### Task prompt
For the listing below, give the number of lines in which "template" occurs. Add nothing.

### Items

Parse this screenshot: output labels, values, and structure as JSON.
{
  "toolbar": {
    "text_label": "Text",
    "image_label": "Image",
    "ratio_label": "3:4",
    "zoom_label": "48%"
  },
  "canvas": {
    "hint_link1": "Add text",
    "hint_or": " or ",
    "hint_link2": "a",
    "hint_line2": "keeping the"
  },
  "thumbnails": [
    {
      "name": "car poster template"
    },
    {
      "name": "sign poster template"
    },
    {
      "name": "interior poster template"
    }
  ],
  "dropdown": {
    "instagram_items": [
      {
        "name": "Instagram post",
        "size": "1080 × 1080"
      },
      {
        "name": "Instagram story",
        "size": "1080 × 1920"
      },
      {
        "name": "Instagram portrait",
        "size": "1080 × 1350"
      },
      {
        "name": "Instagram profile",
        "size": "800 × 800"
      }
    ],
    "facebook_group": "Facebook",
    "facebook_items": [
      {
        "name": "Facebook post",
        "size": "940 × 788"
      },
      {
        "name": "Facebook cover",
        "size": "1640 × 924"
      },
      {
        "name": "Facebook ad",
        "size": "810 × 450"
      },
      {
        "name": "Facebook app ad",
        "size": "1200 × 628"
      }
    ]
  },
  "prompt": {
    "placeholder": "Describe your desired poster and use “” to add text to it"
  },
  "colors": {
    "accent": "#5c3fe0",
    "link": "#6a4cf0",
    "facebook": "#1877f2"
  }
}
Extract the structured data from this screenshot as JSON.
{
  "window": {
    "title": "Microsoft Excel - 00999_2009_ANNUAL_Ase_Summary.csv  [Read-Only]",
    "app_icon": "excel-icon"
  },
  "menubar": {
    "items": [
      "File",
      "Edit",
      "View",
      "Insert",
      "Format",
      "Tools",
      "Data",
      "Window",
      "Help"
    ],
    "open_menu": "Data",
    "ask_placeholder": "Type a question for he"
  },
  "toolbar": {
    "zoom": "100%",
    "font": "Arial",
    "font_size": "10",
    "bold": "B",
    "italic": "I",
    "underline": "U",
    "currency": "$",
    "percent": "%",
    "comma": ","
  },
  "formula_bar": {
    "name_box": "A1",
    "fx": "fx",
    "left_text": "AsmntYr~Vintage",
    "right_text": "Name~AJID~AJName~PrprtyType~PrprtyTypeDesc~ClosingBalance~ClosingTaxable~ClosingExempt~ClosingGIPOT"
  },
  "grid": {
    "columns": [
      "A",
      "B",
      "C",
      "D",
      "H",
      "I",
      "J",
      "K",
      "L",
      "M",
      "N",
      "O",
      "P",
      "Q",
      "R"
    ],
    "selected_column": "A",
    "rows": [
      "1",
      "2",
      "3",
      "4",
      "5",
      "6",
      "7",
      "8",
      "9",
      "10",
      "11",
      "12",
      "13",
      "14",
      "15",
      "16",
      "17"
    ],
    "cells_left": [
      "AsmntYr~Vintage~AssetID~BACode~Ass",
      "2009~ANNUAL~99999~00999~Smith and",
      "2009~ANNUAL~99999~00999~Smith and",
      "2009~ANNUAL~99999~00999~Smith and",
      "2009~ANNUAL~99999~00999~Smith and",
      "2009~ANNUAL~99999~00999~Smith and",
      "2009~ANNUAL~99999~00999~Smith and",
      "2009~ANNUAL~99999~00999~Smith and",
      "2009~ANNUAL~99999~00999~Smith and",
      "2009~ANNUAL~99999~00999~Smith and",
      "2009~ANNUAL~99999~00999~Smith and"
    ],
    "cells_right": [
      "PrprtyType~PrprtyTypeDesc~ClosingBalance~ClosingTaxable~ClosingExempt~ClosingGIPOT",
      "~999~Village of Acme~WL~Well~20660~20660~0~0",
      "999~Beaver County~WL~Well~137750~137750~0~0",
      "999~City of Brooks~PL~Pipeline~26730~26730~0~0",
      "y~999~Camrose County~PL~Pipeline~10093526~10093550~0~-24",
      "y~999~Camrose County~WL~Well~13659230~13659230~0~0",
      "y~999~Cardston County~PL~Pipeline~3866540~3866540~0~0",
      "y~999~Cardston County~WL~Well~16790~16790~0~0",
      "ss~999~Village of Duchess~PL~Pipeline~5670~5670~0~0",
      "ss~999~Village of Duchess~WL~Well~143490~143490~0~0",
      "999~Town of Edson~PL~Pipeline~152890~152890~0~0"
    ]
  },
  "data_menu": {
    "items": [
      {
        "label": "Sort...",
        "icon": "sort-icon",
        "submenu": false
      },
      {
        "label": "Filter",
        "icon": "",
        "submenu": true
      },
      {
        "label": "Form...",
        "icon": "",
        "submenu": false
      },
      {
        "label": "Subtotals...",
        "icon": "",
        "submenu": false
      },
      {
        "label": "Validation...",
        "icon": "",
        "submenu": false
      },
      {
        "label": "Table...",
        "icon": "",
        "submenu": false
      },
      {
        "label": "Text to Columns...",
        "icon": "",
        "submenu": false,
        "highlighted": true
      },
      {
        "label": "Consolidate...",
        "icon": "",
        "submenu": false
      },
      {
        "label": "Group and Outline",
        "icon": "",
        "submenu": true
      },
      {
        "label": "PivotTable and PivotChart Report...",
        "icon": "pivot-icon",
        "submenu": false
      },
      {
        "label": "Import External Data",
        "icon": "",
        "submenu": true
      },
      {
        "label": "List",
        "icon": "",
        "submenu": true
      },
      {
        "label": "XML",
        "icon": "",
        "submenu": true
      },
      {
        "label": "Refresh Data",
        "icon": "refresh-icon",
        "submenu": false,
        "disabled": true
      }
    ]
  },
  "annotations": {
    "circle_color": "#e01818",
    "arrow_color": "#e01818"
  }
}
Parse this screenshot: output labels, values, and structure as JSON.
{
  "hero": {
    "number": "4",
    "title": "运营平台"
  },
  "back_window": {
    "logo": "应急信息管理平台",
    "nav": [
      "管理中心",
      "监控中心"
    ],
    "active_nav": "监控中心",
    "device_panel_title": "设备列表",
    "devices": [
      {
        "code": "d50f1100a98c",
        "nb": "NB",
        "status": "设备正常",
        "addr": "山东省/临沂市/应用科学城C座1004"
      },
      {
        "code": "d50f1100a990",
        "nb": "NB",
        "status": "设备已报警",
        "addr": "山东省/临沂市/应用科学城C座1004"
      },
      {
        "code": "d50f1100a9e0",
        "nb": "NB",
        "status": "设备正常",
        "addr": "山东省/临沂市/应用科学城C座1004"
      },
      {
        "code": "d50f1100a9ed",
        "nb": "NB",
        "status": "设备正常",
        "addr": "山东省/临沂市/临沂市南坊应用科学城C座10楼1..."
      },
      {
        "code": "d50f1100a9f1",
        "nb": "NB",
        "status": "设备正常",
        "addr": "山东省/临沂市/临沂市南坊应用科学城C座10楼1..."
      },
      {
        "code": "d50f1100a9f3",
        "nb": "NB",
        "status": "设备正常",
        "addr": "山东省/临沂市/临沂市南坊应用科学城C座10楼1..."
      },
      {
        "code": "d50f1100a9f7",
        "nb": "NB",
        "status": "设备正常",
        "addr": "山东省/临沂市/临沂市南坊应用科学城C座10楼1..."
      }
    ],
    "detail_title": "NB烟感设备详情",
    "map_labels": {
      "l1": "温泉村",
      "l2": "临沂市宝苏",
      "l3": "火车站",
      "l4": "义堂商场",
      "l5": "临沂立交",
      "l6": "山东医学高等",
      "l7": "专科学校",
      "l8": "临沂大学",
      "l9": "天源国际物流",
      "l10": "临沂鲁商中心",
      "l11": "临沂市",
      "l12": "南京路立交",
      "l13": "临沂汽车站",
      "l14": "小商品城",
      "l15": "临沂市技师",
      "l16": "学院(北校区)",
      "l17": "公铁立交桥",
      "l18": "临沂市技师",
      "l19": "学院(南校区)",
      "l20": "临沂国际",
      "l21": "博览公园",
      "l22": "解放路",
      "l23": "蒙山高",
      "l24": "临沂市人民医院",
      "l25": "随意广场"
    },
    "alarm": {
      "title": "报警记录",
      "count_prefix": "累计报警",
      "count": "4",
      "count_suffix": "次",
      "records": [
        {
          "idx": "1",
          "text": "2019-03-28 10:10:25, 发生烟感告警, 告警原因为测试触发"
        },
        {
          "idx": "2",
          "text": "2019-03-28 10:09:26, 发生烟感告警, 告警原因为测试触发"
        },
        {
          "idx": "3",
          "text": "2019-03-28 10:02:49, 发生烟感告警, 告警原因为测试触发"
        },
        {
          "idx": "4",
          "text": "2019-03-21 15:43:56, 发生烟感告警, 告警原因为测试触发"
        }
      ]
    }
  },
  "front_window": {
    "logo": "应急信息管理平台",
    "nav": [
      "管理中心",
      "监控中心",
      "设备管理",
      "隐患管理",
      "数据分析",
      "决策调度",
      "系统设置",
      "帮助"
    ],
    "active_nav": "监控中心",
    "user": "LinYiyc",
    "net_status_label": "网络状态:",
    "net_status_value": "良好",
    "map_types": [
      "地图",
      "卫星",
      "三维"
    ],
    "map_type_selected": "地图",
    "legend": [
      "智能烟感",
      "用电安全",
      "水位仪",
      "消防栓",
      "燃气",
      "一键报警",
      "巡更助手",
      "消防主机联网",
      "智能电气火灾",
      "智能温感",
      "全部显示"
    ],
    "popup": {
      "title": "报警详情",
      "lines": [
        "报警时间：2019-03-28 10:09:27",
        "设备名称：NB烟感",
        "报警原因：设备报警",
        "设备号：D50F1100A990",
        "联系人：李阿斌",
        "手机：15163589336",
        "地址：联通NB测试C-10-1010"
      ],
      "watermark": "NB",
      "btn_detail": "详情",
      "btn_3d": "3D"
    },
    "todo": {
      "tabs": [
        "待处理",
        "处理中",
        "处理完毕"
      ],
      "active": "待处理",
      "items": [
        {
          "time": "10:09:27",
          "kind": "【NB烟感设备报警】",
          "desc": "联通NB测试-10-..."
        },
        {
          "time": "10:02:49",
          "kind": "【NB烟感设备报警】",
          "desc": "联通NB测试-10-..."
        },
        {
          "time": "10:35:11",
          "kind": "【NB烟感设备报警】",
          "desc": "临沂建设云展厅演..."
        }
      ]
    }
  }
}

### Solution below
3